## YOUR TASKS
1. Answer these questions from the Leipzig 8 article:
(a) Which party does the current member, Holger Gasse, belong to?
(b) How many eligible voters did the constituency have in 2024?
(c) For which election was the constituency created?
2. Using the Leipzig 8 article, explain in one to three sentences why Leipzig 8 is also identified as constituency 32.
3. Return the part of the Leipzig 8 article between "- Major settlements: City-district" and "Wiederitzsch within the City of Leipzig.", inclusive.

## PASSAGE

----------

- Leipzig 8 in 2024
- District: Leipzig
- Electorate: 61,649 (2024)
- Major settlements: City-district Nordeast, sub-districts Volkmarsdorf and Anger-Crottendorf (East), and sub-districts of Seehausen and Wiederitzsch (North)

Current electoral district
- Party: CDU
- Member: Holger Gasse

= Leipzig 8 =

State electoral district of Germany

Leipzig 8 is an electoral constituency (German: Wahlkreis) represented in the Landtag of Saxony. It elects one member via first-past-the-post voting. Under the constituency numbering system, it is designated as constituency 32. It is within the city of Leipzig. The constituency was created for the 2024 election.

==Geography==
The constituency comprises the district of Nordeast, the East sub-districts of Volkmarsdorf and Anger-Crottendorf, and the North sub-districts of Seehausen and Wiederitzsch within the City of Leipzig.

There were 61,649 eligible voters in 2024.

----------

## DATA EXTRACT
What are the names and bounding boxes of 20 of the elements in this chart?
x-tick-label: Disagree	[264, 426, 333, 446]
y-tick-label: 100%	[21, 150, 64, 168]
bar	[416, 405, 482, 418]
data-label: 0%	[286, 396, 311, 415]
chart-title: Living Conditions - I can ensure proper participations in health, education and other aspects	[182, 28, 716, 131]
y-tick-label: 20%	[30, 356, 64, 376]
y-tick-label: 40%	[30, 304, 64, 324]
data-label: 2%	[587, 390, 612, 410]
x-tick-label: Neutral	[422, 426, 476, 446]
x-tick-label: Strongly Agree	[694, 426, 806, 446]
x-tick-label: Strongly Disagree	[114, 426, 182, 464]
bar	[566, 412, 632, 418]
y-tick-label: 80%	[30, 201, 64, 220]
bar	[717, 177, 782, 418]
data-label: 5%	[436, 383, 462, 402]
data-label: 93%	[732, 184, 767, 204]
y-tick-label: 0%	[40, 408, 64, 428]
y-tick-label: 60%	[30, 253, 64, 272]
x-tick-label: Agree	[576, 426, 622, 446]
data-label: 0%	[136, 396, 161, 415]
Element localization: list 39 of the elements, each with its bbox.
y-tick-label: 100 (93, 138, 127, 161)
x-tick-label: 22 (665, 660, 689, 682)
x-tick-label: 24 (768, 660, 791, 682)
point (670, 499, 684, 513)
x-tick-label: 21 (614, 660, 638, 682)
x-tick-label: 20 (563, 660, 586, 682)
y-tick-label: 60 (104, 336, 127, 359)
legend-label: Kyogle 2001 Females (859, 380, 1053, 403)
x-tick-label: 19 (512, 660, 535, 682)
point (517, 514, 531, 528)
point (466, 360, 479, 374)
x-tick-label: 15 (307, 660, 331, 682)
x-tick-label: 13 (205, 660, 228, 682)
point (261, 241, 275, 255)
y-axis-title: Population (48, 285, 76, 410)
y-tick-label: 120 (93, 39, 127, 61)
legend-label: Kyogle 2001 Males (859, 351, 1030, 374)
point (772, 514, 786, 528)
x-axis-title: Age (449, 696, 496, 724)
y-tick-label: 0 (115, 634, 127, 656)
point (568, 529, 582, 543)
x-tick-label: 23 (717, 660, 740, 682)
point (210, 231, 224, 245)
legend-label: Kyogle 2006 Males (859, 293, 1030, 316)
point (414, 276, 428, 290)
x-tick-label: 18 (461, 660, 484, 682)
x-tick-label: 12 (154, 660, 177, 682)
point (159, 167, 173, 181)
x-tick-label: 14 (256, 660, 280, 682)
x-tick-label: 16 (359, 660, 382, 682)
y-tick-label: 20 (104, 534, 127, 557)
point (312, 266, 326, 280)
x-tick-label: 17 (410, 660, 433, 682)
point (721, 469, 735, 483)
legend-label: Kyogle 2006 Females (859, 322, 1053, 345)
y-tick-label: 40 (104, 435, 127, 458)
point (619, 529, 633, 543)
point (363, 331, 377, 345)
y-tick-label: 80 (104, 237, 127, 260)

----------

## SOLUTIONS TO THE PROBLEMS
1.
(a) CDU
(b) 61,649
(c) The 2024 election

2. It is designated constituency 32 under the constituency numbering system for the Landtag of Saxony.

3.
- Major settlements: City-district Nordeast, sub-districts Volkmarsdorf and Anger-Crottendorf (East), and sub-districts of Seehausen and Wiederitzsch (North)

Current electoral district
- Party: CDU
- Member: Holger Gasse

= Leipzig 8 =

State electoral district of Germany

Leipzig 8 is an electoral constituency (German: Wahlkreis) represented in the Landtag of Saxony. It elects one member via first-past-the-post voting. Under the constituency numbering system, it is designated as constituency 32. It is within the city of Leipzig. The constituency was created for the 2024 election.

==Geography==
The constituency comprises the district of Nordeast, the East sub-districts of Volkmarsdorf and Anger-Crottendorf, and the North sub-districts of Seehausen and Wiederitzsch within the City of Leipzig.